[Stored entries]
begin
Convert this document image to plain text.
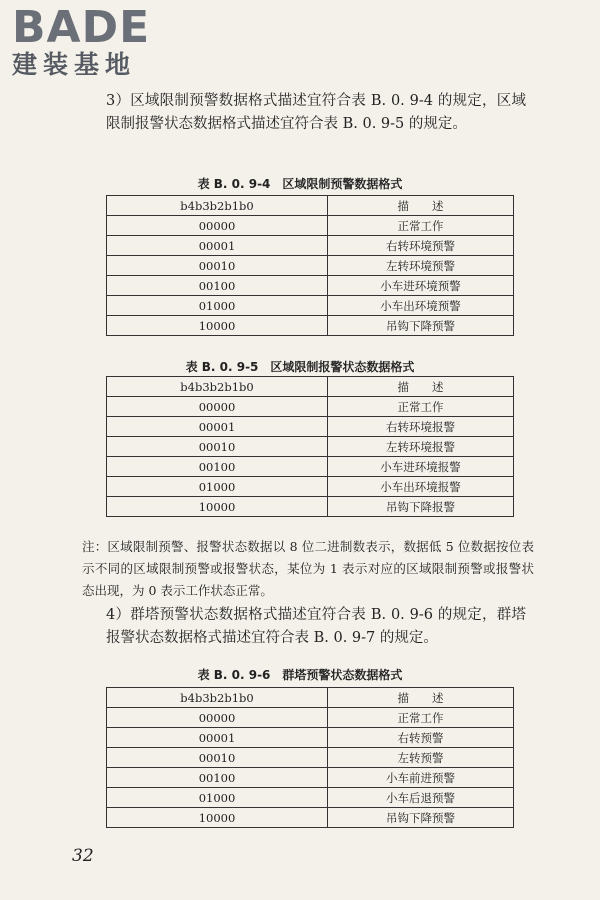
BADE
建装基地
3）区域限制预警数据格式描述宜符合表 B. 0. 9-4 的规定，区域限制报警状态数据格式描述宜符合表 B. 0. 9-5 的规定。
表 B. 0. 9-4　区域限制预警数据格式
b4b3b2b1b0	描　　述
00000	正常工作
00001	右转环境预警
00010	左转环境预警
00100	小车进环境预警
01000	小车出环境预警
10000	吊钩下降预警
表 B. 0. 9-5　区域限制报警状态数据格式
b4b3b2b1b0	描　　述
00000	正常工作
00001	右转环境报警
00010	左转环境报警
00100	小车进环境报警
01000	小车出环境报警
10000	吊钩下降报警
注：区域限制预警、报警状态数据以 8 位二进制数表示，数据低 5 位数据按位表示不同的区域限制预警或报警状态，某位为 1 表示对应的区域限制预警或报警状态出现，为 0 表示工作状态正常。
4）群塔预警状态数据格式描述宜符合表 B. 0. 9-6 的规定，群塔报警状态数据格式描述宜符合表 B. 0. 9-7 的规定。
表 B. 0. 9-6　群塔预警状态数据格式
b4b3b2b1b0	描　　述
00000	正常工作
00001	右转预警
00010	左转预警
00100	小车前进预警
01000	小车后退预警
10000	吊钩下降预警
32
end
begin
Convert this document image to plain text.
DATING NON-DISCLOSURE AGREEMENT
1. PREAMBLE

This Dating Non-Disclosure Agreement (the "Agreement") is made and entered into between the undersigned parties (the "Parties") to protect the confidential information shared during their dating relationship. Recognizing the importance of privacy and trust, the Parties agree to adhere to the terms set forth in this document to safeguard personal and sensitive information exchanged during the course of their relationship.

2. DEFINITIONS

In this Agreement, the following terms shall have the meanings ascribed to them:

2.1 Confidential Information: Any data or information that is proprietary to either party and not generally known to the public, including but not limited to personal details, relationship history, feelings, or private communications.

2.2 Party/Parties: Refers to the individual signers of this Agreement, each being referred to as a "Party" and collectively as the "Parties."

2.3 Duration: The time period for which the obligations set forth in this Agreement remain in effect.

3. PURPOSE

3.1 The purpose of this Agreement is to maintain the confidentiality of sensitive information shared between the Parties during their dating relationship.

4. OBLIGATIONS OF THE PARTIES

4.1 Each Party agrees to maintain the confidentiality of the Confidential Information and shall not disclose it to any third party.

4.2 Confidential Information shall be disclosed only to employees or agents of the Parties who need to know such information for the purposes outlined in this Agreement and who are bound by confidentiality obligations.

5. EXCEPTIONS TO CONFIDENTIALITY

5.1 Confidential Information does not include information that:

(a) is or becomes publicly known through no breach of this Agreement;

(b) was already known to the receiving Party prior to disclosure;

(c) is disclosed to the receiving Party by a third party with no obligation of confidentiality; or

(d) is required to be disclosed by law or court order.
end
begin
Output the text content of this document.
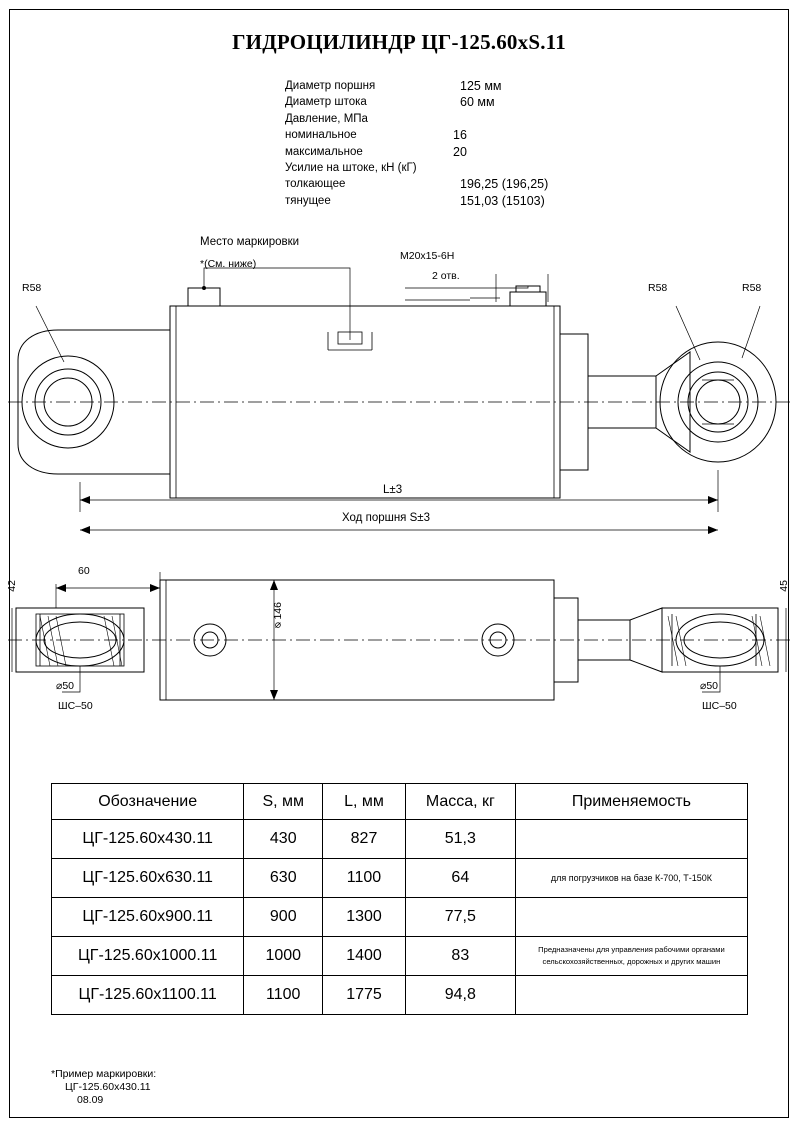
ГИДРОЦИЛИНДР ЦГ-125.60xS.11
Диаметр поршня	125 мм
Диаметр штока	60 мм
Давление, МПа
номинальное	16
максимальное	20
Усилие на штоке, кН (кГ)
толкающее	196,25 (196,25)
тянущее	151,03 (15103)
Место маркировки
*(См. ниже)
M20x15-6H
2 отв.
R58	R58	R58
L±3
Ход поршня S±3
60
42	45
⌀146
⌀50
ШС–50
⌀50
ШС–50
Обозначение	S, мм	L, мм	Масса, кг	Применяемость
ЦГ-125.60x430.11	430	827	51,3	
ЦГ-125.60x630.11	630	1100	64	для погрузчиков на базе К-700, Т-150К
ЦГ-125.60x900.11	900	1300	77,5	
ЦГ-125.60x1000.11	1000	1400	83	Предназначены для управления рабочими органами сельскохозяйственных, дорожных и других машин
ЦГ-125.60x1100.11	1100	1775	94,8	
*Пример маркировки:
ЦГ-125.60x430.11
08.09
end
* WHAT YOU NEED TO DO
All lines above containing the string "disclosed" are to be collected.

* RESULT FOR THIS EXERCISE
4.2 Confidential Information shall be disclosed only to employees or agents of the Parties who need to know such information for the purposes outlined in this Agreement and who are bound by confidentiality obligations.
(c) is disclosed to the receiving Party by a third party with no obligation of confidentiality; or
(d) is required to be disclosed by law or court order.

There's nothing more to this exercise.